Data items

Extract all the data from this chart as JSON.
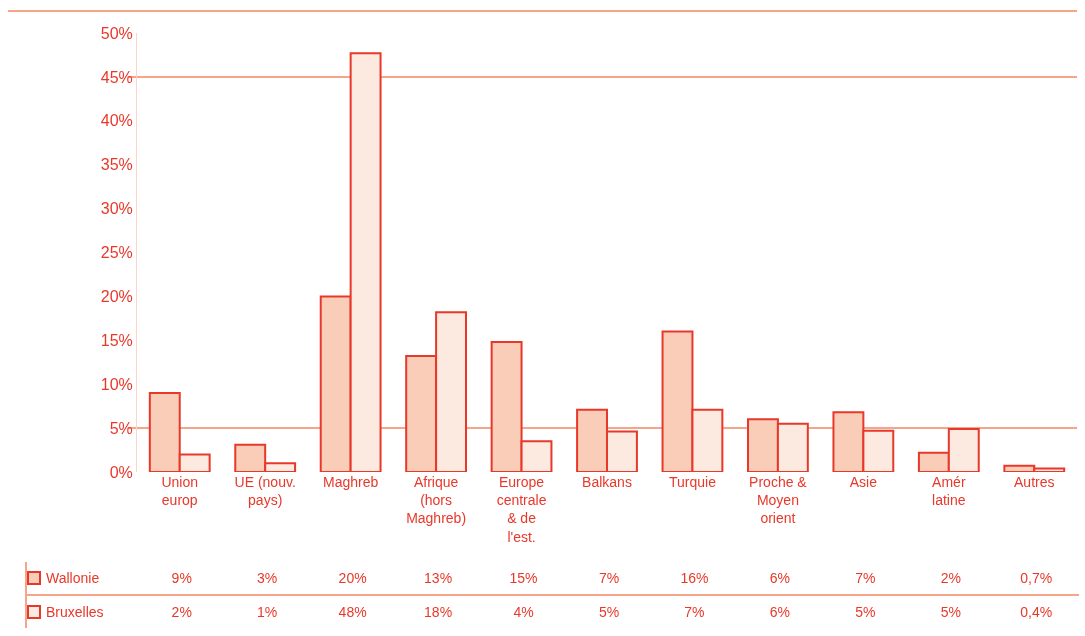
{
  "chart_data": {
    "type": "bar",
    "categories": [
      "Union europ",
      "UE (nouv. pays)",
      "Maghreb",
      "Afrique (hors Maghreb)",
      "Europe centrale & de l'est.",
      "Balkans",
      "Turquie",
      "Proche & Moyen orient",
      "Asie",
      "Amér latine",
      "Autres"
    ],
    "series": [
      {
        "name": "Wallonie",
        "color": "#f9cdb8",
        "values": [
          9.0,
          3.1,
          20.0,
          13.2,
          14.8,
          7.1,
          16.0,
          6.0,
          6.8,
          2.2,
          0.7
        ],
        "value_labels": [
          "9%",
          "3%",
          "20%",
          "13%",
          "15%",
          "7%",
          "16%",
          "6%",
          "7%",
          "2%",
          "0,7%"
        ]
      },
      {
        "name": "Bruxelles",
        "color": "#fce9e0",
        "values": [
          2.0,
          1.0,
          47.7,
          18.2,
          3.5,
          4.6,
          7.1,
          5.5,
          4.7,
          4.9,
          0.4
        ],
        "value_labels": [
          "2%",
          "1%",
          "48%",
          "18%",
          "4%",
          "5%",
          "7%",
          "6%",
          "5%",
          "5%",
          "0,4%"
        ]
      }
    ],
    "ylim": [
      0,
      50
    ],
    "yticks": [
      {
        "value": 0,
        "label": "0%"
      },
      {
        "value": 5,
        "label": "5%"
      },
      {
        "value": 10,
        "label": "10%"
      },
      {
        "value": 15,
        "label": "15%"
      },
      {
        "value": 20,
        "label": "20%"
      },
      {
        "value": 25,
        "label": "25%"
      },
      {
        "value": 30,
        "label": "30%"
      },
      {
        "value": 35,
        "label": "35%"
      },
      {
        "value": 40,
        "label": "40%"
      },
      {
        "value": 45,
        "label": "45%"
      },
      {
        "value": 50,
        "label": "50%"
      }
    ],
    "ref_lines": [
      {
        "axis": "y",
        "value": 5,
        "color": "#f4a58a"
      },
      {
        "axis": "y",
        "value": 45,
        "color": "#f4a58a"
      }
    ],
    "grid": false,
    "legend": "bottom left"
  }
}
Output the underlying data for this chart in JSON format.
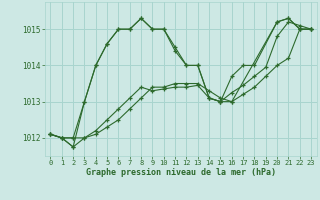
{
  "background_color": "#cde8e4",
  "grid_color": "#a8d4ce",
  "line_color": "#2d6a2d",
  "marker_color": "#2d6a2d",
  "xlabel": "Graphe pression niveau de la mer (hPa)",
  "xlabel_color": "#2d6a2d",
  "tick_color": "#2d6a2d",
  "ylim": [
    1011.5,
    1015.75
  ],
  "xlim": [
    -0.5,
    23.5
  ],
  "yticks": [
    1012,
    1013,
    1014,
    1015
  ],
  "xticks": [
    0,
    1,
    2,
    3,
    4,
    5,
    6,
    7,
    8,
    9,
    10,
    11,
    12,
    13,
    14,
    15,
    16,
    17,
    18,
    19,
    20,
    21,
    22,
    23
  ],
  "series": [
    {
      "x": [
        0,
        1,
        2,
        3,
        4,
        5,
        6,
        7,
        8,
        9,
        10,
        11,
        12,
        13,
        14,
        15,
        16,
        20,
        21,
        22,
        23
      ],
      "y": [
        1012.1,
        1012.0,
        1012.0,
        1013.0,
        1014.0,
        1014.6,
        1015.0,
        1015.0,
        1015.3,
        1015.0,
        1015.0,
        1014.5,
        1014.0,
        1014.0,
        1013.1,
        1013.0,
        1013.0,
        1015.2,
        1015.3,
        1015.0,
        1015.0
      ]
    },
    {
      "x": [
        0,
        1,
        2,
        3,
        4,
        5,
        6,
        7,
        8,
        9,
        10,
        11,
        12,
        13,
        14,
        15,
        16,
        17,
        18,
        19,
        20,
        21,
        22,
        23
      ],
      "y": [
        1012.1,
        1012.0,
        1012.0,
        1012.0,
        1012.1,
        1012.3,
        1012.5,
        1012.8,
        1013.1,
        1013.4,
        1013.4,
        1013.5,
        1013.5,
        1013.5,
        1013.3,
        1013.1,
        1013.0,
        1013.2,
        1013.4,
        1013.7,
        1014.0,
        1014.2,
        1015.0,
        1015.0
      ]
    },
    {
      "x": [
        0,
        1,
        2,
        3,
        4,
        5,
        6,
        7,
        8,
        9,
        10,
        11,
        12,
        13,
        14,
        15,
        16,
        17,
        18,
        19,
        20,
        21,
        22,
        23
      ],
      "y": [
        1012.1,
        1012.0,
        1011.75,
        1012.0,
        1012.2,
        1012.5,
        1012.8,
        1013.1,
        1013.4,
        1013.3,
        1013.35,
        1013.4,
        1013.4,
        1013.45,
        1013.1,
        1013.0,
        1013.25,
        1013.45,
        1013.7,
        1013.95,
        1014.8,
        1015.2,
        1015.1,
        1015.0
      ]
    },
    {
      "x": [
        0,
        1,
        2,
        3,
        4,
        5,
        6,
        7,
        8,
        9,
        10,
        11,
        12,
        13,
        14,
        15,
        16,
        17,
        18,
        20,
        21,
        22,
        23
      ],
      "y": [
        1012.1,
        1012.0,
        1011.75,
        1013.0,
        1014.0,
        1014.6,
        1015.0,
        1015.0,
        1015.3,
        1015.0,
        1015.0,
        1014.4,
        1014.0,
        1014.0,
        1013.1,
        1013.0,
        1013.7,
        1014.0,
        1014.0,
        1015.2,
        1015.3,
        1015.0,
        1015.0
      ]
    }
  ]
}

§ What the task asks:
From the data above, show each line that contains "JSON".

§ Answer:
Extract all the data from this chart as JSON.
Output the underlying data for this chart in JSON format.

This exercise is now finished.